— WHAT IS NEEDED —
Which lines hold the word "hospital"? Copy each of them from the material.

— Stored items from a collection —
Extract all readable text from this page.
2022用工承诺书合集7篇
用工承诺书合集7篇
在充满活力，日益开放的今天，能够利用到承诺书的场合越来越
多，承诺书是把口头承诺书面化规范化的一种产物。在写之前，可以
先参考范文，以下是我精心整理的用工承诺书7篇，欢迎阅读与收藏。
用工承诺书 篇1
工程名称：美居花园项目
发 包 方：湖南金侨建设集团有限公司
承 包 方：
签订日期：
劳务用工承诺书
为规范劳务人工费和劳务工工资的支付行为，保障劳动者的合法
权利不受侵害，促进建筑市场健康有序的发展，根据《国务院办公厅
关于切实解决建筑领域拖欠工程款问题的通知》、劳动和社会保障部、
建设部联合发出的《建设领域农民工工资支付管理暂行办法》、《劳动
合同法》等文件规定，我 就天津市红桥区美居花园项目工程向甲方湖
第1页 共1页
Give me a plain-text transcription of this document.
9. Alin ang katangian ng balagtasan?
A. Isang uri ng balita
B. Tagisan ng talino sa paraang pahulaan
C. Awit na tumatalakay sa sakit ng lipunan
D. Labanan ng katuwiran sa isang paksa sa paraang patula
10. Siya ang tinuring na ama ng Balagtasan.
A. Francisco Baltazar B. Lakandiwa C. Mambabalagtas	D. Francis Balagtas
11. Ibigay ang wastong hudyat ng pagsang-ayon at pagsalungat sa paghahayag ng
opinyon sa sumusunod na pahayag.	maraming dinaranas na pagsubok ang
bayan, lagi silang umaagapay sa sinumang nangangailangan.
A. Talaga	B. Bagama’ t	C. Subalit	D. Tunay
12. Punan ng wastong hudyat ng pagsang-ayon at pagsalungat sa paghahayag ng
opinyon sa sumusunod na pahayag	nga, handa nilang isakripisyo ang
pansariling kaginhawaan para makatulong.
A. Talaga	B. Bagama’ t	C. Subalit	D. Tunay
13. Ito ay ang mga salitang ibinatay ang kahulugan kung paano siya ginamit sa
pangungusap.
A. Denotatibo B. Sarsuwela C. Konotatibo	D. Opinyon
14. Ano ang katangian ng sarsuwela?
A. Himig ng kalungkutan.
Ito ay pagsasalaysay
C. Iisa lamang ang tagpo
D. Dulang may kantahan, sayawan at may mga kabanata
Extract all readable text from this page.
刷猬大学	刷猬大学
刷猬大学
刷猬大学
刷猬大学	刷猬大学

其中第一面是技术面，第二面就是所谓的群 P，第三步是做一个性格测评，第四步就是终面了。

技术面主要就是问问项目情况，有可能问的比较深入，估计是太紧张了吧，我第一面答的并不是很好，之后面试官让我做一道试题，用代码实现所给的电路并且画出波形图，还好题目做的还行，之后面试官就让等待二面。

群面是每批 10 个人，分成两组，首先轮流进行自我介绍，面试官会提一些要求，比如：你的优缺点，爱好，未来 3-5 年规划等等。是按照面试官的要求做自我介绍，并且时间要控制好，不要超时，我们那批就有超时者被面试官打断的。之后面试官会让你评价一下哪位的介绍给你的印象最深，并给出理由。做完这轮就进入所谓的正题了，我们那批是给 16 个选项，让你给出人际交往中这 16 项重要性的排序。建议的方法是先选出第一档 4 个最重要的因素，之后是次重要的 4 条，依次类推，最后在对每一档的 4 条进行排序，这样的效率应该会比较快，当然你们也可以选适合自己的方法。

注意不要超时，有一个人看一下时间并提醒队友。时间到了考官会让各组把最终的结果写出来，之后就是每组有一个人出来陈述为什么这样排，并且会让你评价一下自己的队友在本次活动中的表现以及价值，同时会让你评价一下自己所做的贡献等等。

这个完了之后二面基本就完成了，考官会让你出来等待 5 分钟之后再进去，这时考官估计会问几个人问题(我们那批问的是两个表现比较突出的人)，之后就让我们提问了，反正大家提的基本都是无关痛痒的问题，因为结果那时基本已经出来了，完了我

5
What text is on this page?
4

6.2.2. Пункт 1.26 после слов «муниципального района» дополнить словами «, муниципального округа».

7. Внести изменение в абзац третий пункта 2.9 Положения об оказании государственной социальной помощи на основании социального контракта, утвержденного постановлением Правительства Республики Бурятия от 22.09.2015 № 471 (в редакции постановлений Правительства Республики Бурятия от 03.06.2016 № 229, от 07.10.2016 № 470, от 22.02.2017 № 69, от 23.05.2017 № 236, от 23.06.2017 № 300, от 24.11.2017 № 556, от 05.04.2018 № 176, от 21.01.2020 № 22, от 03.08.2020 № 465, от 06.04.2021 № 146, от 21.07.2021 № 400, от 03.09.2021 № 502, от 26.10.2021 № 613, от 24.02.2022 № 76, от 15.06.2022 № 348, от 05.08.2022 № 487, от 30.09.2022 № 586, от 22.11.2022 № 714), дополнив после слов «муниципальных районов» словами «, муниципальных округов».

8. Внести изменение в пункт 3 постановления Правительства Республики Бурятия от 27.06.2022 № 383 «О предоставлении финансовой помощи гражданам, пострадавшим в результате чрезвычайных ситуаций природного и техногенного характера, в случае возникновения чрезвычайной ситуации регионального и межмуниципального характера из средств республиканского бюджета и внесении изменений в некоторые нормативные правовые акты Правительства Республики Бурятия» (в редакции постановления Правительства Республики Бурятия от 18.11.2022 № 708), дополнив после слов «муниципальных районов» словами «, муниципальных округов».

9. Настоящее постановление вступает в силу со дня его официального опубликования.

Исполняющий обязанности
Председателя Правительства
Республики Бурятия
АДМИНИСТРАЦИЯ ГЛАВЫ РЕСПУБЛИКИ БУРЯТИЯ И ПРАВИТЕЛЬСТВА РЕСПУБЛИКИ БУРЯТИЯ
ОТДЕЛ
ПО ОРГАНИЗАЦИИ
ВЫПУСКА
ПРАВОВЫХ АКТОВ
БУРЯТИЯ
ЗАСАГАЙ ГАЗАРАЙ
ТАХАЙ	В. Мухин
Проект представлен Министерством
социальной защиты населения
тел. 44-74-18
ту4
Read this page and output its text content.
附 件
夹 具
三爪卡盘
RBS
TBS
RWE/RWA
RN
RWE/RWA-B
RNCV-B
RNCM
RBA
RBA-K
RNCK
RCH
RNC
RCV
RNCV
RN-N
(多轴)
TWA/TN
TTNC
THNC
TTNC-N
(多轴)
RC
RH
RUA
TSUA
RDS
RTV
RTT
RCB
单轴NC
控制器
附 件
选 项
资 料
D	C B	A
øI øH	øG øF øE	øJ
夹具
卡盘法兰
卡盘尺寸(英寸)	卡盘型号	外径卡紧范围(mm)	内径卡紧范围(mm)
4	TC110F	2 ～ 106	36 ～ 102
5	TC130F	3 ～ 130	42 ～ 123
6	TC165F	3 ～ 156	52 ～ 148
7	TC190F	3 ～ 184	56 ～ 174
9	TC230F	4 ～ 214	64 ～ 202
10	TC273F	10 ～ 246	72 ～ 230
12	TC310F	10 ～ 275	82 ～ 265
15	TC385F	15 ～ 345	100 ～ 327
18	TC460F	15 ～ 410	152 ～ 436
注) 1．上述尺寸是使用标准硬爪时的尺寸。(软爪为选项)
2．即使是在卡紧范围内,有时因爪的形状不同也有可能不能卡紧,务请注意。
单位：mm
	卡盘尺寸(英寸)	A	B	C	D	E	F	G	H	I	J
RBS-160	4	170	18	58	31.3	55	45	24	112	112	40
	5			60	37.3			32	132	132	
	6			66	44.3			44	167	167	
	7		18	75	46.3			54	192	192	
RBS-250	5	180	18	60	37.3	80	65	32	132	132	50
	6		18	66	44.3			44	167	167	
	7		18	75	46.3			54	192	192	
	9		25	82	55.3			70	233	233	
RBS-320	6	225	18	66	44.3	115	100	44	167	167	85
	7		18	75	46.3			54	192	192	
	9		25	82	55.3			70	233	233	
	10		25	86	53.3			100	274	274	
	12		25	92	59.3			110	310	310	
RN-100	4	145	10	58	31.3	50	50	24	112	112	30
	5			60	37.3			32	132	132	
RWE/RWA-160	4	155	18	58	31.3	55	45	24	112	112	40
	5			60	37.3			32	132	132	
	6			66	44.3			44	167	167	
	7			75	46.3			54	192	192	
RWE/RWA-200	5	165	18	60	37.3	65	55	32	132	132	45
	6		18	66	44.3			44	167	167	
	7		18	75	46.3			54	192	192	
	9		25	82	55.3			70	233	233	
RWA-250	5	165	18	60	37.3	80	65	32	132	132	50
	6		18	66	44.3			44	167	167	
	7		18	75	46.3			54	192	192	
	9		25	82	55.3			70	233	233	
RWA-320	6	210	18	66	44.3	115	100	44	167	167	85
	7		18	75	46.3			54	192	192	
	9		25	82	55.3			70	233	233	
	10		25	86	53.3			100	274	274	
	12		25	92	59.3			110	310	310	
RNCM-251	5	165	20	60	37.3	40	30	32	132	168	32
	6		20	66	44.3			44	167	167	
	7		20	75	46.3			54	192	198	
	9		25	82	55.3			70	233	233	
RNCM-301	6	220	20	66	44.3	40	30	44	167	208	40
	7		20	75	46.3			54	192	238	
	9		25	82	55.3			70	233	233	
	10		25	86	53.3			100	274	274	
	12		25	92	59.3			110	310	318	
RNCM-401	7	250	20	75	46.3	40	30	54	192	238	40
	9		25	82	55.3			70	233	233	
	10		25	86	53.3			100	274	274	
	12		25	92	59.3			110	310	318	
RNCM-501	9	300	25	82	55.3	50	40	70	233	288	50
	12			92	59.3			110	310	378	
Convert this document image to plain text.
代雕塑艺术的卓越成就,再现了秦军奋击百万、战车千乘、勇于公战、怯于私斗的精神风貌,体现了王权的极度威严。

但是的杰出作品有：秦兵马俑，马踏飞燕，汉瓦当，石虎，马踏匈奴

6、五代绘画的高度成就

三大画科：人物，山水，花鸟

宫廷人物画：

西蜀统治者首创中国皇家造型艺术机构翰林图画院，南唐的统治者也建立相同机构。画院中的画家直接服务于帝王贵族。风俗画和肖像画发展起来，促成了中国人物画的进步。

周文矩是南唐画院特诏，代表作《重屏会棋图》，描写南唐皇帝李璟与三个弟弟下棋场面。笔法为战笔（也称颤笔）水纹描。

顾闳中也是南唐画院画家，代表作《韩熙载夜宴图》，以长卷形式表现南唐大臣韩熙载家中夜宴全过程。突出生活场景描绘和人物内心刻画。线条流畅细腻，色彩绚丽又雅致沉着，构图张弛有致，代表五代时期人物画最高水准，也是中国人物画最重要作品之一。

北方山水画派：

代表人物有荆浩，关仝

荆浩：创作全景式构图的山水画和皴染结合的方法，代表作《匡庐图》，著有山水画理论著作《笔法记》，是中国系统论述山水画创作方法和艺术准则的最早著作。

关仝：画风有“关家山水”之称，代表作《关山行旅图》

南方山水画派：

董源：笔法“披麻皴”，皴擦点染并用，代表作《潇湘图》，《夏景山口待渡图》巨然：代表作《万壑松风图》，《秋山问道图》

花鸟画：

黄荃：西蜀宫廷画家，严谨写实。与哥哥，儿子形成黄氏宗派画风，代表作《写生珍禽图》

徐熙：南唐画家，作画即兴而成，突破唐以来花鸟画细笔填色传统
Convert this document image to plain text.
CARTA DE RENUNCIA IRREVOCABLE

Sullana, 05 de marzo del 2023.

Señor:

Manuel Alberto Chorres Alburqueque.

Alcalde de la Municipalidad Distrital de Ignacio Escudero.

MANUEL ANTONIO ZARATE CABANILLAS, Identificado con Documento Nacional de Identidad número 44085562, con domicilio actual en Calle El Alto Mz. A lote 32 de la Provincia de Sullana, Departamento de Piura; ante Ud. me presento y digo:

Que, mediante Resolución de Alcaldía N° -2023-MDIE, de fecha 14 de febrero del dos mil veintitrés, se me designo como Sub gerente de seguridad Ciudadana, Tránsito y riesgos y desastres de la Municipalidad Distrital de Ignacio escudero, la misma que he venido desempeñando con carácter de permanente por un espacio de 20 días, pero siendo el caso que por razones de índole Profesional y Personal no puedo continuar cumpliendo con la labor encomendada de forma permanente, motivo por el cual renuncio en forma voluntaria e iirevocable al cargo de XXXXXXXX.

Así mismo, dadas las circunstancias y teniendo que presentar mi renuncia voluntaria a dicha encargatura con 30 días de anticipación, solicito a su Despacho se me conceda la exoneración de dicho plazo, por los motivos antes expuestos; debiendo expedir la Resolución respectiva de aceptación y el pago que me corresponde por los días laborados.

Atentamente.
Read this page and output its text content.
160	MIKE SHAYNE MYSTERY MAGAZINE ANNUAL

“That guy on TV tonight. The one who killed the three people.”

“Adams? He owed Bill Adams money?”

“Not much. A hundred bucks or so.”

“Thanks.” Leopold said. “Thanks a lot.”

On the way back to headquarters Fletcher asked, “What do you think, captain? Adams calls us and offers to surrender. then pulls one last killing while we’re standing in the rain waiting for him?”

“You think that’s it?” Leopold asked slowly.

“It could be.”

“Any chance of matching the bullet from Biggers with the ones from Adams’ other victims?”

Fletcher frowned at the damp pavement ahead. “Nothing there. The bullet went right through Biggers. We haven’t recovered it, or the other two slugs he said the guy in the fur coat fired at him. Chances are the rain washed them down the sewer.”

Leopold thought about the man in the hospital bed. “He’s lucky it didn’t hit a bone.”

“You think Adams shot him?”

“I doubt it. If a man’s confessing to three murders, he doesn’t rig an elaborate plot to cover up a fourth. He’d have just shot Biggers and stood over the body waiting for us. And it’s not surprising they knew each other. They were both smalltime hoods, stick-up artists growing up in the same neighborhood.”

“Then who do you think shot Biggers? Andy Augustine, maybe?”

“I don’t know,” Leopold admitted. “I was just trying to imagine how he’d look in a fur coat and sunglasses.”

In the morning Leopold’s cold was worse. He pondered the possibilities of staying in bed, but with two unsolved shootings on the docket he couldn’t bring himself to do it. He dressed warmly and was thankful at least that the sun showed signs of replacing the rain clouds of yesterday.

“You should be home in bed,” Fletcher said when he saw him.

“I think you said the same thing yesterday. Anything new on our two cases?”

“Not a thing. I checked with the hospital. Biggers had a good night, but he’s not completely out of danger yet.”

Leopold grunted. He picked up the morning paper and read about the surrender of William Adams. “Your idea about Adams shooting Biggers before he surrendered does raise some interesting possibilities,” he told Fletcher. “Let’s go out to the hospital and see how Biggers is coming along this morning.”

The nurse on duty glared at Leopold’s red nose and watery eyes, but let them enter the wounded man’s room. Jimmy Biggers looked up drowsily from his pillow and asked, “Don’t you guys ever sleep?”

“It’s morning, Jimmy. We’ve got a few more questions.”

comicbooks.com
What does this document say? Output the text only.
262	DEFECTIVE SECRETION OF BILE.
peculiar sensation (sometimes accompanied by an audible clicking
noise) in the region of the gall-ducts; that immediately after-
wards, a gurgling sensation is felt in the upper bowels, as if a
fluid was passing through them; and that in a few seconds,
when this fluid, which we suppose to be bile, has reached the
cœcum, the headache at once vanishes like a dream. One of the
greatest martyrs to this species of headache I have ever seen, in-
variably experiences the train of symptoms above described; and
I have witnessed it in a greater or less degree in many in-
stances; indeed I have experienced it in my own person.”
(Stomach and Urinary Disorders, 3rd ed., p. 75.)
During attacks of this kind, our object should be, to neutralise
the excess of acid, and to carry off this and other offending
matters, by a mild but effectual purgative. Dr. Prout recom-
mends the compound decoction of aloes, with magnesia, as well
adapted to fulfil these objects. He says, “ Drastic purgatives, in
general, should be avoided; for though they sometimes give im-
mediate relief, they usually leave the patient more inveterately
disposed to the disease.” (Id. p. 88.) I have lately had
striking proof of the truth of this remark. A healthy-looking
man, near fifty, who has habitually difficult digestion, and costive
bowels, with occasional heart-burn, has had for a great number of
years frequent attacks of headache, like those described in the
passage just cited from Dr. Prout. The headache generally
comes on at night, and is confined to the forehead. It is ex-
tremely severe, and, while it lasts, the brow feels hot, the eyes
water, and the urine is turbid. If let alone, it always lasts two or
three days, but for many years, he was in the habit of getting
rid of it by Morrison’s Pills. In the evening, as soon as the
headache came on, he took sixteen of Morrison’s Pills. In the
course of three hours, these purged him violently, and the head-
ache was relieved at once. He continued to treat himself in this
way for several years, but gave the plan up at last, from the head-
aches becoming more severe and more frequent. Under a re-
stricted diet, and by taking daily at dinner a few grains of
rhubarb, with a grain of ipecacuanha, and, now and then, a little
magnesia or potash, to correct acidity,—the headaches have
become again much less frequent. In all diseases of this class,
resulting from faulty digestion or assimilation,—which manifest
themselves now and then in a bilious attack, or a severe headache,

— OUTPUT FOR THIS EXERCISE —
Leopold thought about the man in the hospital bed. “He’s lucky it didn’t hit a bone.”
“Not a thing. I checked with the hospital. Biggers had a good night, but he’s not completely out of danger yet.”
Leopold grunted. He picked up the morning paper and read about the surrender of William Adams. “Your idea about Adams shooting Biggers before he surrendered does raise some interesting possibilities,” he told Fletcher. “Let’s go out to the hospital and see how Biggers is coming along this morning.”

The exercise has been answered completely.